In the records below, count every line containing "address". Reply with the number only.

Data items
* BEGIN *
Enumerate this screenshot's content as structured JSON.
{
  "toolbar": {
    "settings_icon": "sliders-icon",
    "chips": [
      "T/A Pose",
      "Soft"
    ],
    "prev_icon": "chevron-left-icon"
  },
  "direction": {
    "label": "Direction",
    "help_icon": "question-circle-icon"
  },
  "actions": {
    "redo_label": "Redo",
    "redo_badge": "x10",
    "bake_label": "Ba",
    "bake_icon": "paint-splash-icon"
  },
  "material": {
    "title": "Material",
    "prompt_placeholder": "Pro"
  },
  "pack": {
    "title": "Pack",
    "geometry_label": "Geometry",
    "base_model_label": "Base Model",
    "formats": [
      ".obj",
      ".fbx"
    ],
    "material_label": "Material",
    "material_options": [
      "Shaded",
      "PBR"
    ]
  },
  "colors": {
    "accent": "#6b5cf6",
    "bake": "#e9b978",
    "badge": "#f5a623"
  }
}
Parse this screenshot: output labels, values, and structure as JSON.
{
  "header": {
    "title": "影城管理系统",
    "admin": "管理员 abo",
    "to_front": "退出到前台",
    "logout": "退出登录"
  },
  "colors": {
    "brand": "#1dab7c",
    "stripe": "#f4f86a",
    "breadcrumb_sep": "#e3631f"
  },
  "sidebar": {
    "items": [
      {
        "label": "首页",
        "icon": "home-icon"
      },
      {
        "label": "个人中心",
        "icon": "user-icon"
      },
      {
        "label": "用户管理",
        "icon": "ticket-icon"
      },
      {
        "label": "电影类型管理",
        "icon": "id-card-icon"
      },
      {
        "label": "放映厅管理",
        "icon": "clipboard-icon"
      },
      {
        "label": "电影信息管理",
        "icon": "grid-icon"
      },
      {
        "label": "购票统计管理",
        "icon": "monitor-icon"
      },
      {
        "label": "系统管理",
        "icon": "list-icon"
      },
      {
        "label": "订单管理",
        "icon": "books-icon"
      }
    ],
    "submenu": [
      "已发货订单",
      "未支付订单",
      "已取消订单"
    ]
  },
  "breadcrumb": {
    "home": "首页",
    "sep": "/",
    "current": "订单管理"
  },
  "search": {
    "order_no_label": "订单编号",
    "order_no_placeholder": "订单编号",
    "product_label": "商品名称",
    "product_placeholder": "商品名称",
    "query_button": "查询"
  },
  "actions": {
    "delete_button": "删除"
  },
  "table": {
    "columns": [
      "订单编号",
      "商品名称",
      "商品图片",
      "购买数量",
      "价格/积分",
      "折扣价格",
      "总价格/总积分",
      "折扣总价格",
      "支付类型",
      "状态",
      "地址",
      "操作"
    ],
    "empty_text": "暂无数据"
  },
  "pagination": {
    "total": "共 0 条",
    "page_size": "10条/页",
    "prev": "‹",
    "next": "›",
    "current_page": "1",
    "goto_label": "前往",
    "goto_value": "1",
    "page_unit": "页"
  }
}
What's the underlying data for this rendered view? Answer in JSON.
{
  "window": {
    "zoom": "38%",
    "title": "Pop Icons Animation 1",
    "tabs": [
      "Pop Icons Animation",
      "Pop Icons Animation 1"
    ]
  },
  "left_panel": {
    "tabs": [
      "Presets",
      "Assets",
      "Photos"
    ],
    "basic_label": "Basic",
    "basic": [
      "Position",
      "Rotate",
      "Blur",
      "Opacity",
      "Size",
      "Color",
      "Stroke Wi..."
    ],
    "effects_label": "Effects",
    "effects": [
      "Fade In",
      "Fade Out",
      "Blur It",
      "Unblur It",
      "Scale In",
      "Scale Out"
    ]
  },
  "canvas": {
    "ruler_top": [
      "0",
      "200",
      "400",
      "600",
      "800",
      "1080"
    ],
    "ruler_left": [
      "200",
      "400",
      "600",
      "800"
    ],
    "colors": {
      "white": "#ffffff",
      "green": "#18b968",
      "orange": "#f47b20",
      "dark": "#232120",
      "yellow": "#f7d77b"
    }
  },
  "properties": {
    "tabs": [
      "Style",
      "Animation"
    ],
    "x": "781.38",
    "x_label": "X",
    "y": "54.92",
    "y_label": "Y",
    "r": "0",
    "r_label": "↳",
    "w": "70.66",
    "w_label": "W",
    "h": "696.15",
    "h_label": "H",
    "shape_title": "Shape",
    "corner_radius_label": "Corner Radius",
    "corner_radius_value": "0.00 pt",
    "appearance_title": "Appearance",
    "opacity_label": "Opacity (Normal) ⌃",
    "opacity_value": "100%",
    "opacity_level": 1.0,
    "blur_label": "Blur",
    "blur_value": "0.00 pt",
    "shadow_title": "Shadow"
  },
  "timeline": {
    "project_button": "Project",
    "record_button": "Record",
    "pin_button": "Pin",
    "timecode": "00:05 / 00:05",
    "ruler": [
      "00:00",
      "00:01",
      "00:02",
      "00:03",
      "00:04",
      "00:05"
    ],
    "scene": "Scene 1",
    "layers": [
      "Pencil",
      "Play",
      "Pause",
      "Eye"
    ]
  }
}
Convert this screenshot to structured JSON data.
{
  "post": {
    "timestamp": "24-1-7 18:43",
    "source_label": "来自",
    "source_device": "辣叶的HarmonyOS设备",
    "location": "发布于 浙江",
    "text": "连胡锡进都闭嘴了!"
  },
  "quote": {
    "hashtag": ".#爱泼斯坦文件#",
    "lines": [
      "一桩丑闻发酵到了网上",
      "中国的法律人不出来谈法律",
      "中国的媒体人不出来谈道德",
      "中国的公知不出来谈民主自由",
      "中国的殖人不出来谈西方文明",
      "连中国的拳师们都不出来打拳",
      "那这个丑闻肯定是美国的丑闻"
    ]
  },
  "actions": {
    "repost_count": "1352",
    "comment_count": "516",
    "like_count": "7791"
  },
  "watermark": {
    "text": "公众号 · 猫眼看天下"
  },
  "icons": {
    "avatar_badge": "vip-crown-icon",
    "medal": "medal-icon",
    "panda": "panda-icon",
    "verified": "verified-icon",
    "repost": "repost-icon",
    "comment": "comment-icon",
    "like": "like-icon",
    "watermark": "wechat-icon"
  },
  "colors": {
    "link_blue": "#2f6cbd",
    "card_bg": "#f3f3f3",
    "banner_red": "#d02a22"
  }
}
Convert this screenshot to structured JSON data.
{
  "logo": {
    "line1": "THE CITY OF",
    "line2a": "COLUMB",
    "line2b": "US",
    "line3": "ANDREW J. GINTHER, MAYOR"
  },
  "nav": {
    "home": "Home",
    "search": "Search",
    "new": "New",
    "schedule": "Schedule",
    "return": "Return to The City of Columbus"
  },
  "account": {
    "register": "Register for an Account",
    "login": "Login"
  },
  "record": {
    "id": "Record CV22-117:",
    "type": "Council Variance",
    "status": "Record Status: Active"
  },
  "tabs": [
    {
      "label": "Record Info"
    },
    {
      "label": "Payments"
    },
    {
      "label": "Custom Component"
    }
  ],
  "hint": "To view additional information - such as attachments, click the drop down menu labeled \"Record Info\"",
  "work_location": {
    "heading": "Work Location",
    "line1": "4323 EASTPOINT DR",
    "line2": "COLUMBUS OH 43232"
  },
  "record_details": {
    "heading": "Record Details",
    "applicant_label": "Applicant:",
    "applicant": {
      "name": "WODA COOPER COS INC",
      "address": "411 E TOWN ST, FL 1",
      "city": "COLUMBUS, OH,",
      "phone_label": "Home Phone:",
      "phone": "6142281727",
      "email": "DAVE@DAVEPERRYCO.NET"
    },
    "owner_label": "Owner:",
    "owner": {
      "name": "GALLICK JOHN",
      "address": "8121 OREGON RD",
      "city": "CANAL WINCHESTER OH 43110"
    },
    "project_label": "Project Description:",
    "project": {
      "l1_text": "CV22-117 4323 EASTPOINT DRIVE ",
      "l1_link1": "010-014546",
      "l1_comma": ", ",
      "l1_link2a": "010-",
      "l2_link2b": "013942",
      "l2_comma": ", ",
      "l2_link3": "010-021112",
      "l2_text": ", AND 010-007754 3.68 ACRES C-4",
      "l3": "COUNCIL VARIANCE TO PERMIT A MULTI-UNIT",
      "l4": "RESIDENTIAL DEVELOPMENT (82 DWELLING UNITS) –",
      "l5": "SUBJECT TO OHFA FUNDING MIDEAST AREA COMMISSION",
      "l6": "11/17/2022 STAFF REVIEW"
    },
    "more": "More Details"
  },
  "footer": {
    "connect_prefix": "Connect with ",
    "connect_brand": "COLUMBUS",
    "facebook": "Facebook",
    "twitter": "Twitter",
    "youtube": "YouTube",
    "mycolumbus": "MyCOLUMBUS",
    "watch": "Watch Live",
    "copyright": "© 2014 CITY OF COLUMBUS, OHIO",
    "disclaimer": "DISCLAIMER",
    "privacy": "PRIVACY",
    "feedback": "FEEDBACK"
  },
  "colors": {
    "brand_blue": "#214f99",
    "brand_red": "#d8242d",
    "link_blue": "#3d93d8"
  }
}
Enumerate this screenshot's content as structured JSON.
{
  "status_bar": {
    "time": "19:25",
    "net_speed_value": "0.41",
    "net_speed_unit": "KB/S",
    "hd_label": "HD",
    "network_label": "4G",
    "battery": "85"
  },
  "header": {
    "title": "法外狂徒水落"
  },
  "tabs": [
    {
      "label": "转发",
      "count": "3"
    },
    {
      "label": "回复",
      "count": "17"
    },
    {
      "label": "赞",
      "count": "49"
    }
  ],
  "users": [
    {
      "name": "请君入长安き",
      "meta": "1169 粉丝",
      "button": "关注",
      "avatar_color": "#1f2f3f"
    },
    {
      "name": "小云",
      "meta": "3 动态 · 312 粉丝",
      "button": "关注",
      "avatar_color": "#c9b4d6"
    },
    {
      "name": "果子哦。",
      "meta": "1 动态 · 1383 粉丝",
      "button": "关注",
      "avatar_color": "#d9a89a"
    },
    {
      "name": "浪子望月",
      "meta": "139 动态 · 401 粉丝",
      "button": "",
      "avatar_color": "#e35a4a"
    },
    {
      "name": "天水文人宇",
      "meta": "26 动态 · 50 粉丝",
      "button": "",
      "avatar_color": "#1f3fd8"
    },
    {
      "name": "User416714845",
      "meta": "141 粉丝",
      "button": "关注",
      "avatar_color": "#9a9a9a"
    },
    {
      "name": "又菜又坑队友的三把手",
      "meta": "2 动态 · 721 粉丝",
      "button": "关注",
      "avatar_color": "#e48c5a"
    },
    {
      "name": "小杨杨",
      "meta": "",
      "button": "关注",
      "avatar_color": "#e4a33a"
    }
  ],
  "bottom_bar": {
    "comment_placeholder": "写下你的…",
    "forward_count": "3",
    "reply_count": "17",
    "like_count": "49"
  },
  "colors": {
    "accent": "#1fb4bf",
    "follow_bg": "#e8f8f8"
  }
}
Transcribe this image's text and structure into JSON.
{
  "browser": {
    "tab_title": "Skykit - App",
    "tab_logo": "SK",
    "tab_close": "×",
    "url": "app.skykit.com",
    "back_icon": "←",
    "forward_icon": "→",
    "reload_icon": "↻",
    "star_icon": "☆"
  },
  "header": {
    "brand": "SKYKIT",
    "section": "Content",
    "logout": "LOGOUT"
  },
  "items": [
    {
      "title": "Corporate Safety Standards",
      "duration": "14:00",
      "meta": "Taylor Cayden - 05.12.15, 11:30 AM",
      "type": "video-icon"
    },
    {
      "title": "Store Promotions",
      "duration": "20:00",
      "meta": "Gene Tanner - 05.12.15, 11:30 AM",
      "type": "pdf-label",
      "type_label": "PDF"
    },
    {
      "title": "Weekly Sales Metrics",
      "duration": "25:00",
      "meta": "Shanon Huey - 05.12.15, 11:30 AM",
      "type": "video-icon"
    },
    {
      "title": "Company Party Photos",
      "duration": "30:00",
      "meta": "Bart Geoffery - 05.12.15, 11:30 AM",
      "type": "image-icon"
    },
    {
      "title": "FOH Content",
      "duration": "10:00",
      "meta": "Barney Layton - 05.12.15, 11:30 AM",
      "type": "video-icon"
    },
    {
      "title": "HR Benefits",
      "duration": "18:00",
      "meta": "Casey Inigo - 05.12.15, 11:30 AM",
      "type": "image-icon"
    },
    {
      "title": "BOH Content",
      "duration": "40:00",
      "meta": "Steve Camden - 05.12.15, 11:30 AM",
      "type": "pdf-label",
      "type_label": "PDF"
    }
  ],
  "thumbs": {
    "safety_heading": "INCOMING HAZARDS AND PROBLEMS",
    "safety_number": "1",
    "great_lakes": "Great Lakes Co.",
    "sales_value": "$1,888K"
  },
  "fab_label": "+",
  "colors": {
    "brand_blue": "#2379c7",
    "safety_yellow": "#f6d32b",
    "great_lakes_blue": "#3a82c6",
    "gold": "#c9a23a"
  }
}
* END *
#### The solution
2